• _WORK TO COMPLETE_:
Pull out every line of the listing below verbatim and leave out the pictures.

Dataset items:
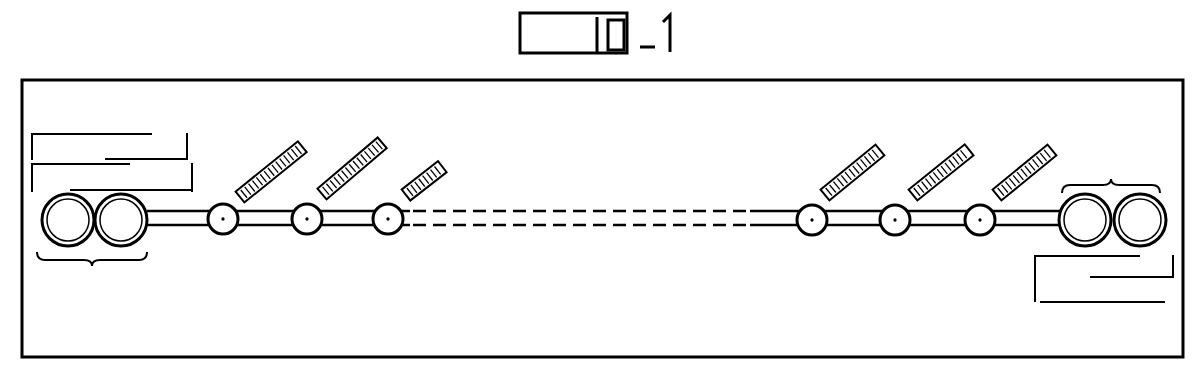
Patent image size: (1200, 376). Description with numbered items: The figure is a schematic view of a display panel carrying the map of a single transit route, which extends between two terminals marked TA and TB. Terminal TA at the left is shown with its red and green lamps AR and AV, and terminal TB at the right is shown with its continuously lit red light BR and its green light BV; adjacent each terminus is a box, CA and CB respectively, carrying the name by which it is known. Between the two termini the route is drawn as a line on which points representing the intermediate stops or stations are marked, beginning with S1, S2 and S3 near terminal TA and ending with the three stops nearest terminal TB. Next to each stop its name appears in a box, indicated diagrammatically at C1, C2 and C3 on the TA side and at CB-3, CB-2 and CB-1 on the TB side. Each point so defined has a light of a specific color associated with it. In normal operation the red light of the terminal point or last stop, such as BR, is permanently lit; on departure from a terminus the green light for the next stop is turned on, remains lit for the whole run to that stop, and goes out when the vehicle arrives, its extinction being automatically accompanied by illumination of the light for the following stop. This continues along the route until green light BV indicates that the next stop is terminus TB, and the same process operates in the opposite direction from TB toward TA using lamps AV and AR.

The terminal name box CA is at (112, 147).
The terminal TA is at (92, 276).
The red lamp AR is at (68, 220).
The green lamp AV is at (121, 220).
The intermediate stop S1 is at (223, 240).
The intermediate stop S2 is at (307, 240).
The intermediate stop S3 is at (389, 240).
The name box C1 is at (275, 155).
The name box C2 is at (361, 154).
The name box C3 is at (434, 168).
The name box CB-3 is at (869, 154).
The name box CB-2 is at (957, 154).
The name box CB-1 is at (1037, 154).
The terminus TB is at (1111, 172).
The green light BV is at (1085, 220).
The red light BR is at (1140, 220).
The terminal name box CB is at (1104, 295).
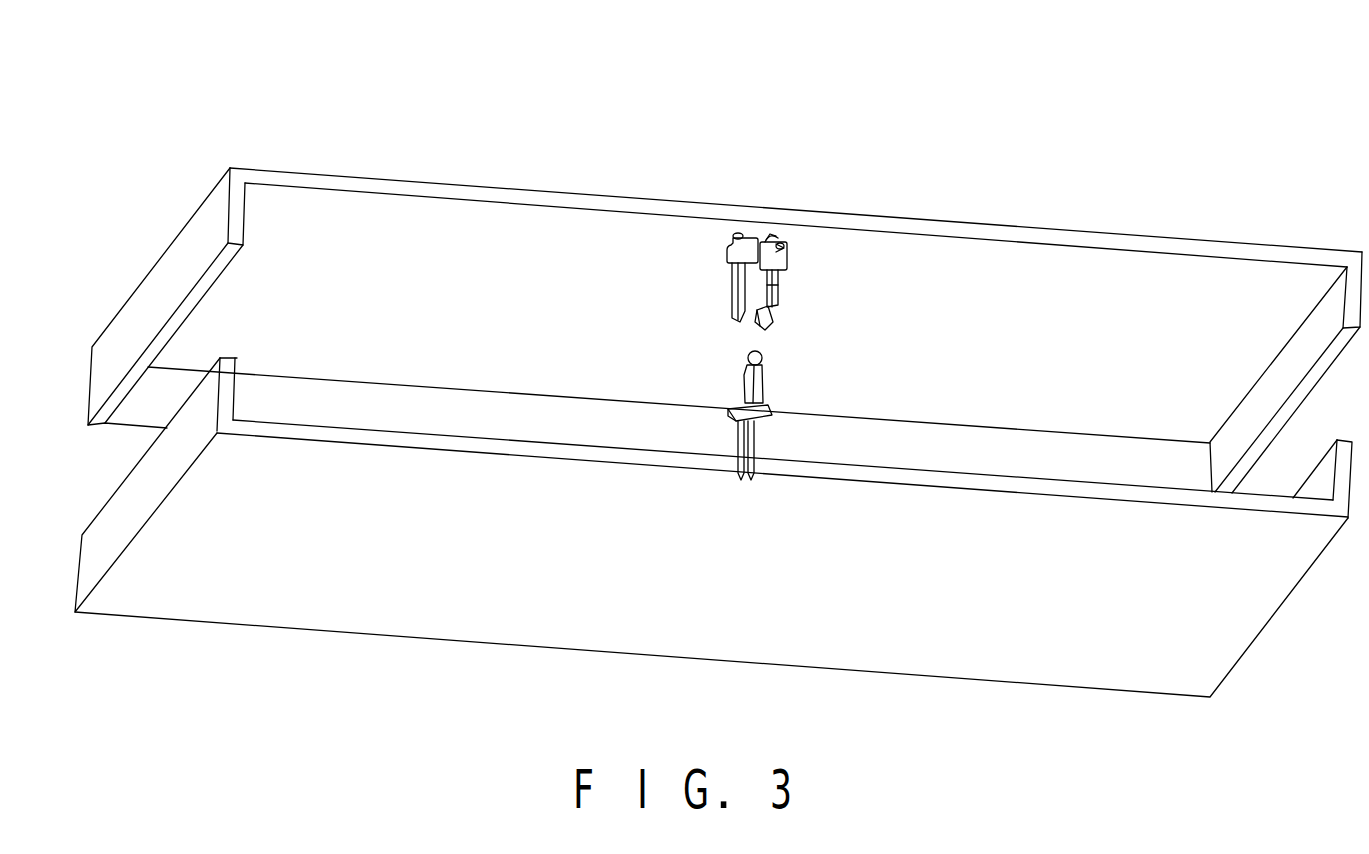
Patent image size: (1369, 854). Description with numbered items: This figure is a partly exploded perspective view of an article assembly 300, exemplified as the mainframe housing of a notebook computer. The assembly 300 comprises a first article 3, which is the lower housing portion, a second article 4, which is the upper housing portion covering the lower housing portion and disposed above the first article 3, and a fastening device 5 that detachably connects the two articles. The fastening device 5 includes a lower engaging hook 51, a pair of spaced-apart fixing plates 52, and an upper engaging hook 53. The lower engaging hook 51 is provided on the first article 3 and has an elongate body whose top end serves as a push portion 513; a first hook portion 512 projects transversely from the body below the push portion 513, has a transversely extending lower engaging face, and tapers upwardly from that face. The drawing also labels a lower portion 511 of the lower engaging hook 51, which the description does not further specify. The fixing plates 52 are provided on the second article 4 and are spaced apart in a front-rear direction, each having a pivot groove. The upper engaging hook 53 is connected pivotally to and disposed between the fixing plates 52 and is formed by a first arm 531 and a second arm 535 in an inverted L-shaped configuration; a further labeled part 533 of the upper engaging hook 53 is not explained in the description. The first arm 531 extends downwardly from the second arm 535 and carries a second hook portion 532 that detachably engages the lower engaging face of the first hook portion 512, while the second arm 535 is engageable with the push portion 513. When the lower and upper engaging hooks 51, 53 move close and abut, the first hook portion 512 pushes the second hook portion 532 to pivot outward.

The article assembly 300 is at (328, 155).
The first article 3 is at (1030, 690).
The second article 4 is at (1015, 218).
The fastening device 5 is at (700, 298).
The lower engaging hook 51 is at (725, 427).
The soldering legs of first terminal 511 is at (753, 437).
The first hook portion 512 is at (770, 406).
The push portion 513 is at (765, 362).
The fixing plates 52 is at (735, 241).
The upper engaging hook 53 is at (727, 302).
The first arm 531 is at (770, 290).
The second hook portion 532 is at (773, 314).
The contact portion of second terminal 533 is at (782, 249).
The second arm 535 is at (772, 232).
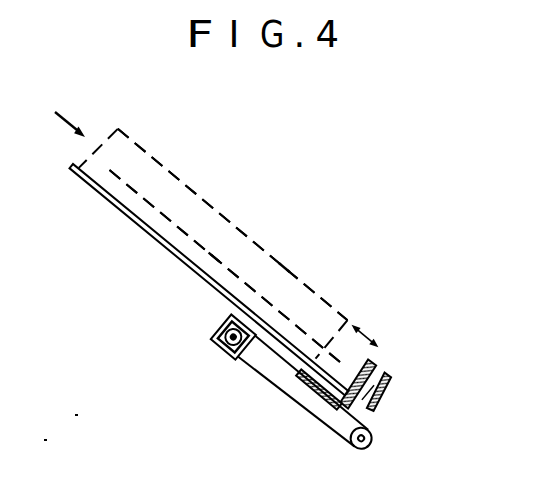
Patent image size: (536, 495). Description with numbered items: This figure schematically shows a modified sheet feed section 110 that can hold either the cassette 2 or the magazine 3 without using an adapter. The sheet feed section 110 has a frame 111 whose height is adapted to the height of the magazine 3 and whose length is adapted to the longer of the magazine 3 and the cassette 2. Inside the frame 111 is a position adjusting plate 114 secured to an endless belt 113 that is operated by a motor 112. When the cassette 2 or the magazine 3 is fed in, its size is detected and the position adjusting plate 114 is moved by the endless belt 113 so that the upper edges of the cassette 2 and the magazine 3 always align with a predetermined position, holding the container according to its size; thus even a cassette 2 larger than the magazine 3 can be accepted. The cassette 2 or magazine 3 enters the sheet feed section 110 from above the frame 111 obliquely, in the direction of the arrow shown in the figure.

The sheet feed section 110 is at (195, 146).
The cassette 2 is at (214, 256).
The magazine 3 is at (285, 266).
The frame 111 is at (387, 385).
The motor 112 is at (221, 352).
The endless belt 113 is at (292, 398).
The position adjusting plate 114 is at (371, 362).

• _TASK RESPONSE_:
Patent image size: (1200, 376). Description with numbered items: The figure is a schematic view of a display panel carrying the map of a single transit route, which extends between two terminals marked TA and TB. Terminal TA at the left is shown with its red and green lamps AR and AV, and terminal TB at the right is shown with its continuously lit red light BR and its green light BV; adjacent each terminus is a box, CA and CB respectively, carrying the name by which it is known. Between the two termini the route is drawn as a line on which points representing the intermediate stops or stations are marked, beginning with S1, S2 and S3 near terminal TA and ending with the three stops nearest terminal TB. Next to each stop its name appears in a box, indicated diagrammatically at C1, C2 and C3 on the TA side and at CB-3, CB-2 and CB-1 on the TB side. Each point so defined has a light of a specific color associated with it. In normal operation the red light of the terminal point or last stop, such as BR, is permanently lit; on departure from a terminus the green light for the next stop is turned on, remains lit for the whole run to that stop, and goes out when the vehicle arrives, its extinction being automatically accompanied by illumination of the light for the following stop. This continues along the route until green light BV indicates that the next stop is terminus TB, and the same process operates in the opposite direction from TB toward TA using lamps AV and AR.

The terminal name box CA is at (112, 147).
The terminal TA is at (92, 276).
The red lamp AR is at (68, 220).
The green lamp AV is at (121, 220).
The intermediate stop S1 is at (223, 240).
The intermediate stop S2 is at (307, 240).
The intermediate stop S3 is at (389, 240).
The name box C1 is at (275, 155).
The name box C2 is at (361, 154).
The name box C3 is at (434, 168).
The name box CB-3 is at (869, 154).
The name box CB-2 is at (957, 154).
The name box CB-1 is at (1037, 154).
The terminus TB is at (1111, 172).
The green light BV is at (1085, 220).
The red light BR is at (1140, 220).
The terminal name box CB is at (1104, 295).
Patent image size: (1369, 854). Description with numbered items: This figure is a partly exploded perspective view of an article assembly 300, exemplified as the mainframe housing of a notebook computer. The assembly 300 comprises a first article 3, which is the lower housing portion, a second article 4, which is the upper housing portion covering the lower housing portion and disposed above the first article 3, and a fastening device 5 that detachably connects the two articles. The fastening device 5 includes a lower engaging hook 51, a pair of spaced-apart fixing plates 52, and an upper engaging hook 53. The lower engaging hook 51 is provided on the first article 3 and has an elongate body whose top end serves as a push portion 513; a first hook portion 512 projects transversely from the body below the push portion 513, has a transversely extending lower engaging face, and tapers upwardly from that face. The drawing also labels a lower portion 511 of the lower engaging hook 51, which the description does not further specify. The fixing plates 52 are provided on the second article 4 and are spaced apart in a front-rear direction, each having a pivot groove. The upper engaging hook 53 is connected pivotally to and disposed between the fixing plates 52 and is formed by a first arm 531 and a second arm 535 in an inverted L-shaped configuration; a further labeled part 533 of the upper engaging hook 53 is not explained in the description. The first arm 531 extends downwardly from the second arm 535 and carries a second hook portion 532 that detachably engages the lower engaging face of the first hook portion 512, while the second arm 535 is engageable with the push portion 513. When the lower and upper engaging hooks 51, 53 move close and abut, the first hook portion 512 pushes the second hook portion 532 to pivot outward.

The article assembly 300 is at (328, 155).
The first article 3 is at (1030, 690).
The second article 4 is at (1015, 218).
The fastening device 5 is at (700, 298).
The lower engaging hook 51 is at (725, 427).
The soldering legs of first terminal 511 is at (753, 437).
The first hook portion 512 is at (770, 406).
The push portion 513 is at (765, 362).
The fixing plates 52 is at (735, 241).
The upper engaging hook 53 is at (727, 302).
The first arm 531 is at (770, 290).
The second hook portion 532 is at (773, 314).
The contact portion of second terminal 533 is at (782, 249).
The second arm 535 is at (772, 232).
Patent image size: (536, 495). Description with numbered items: This figure schematically shows a modified sheet feed section 110 that can hold either the cassette 2 or the magazine 3 without using an adapter. The sheet feed section 110 has a frame 111 whose height is adapted to the height of the magazine 3 and whose length is adapted to the longer of the magazine 3 and the cassette 2. Inside the frame 111 is a position adjusting plate 114 secured to an endless belt 113 that is operated by a motor 112. When the cassette 2 or the magazine 3 is fed in, its size is detected and the position adjusting plate 114 is moved by the endless belt 113 so that the upper edges of the cassette 2 and the magazine 3 always align with a predetermined position, holding the container according to its size; thus even a cassette 2 larger than the magazine 3 can be accepted. The cassette 2 or magazine 3 enters the sheet feed section 110 from above the frame 111 obliquely, in the direction of the arrow shown in the figure.

The sheet feed section 110 is at (195, 146).
The cassette 2 is at (214, 256).
The magazine 3 is at (285, 266).
The frame 111 is at (387, 385).
The motor 112 is at (221, 352).
The endless belt 113 is at (292, 398).
The position adjusting plate 114 is at (371, 362).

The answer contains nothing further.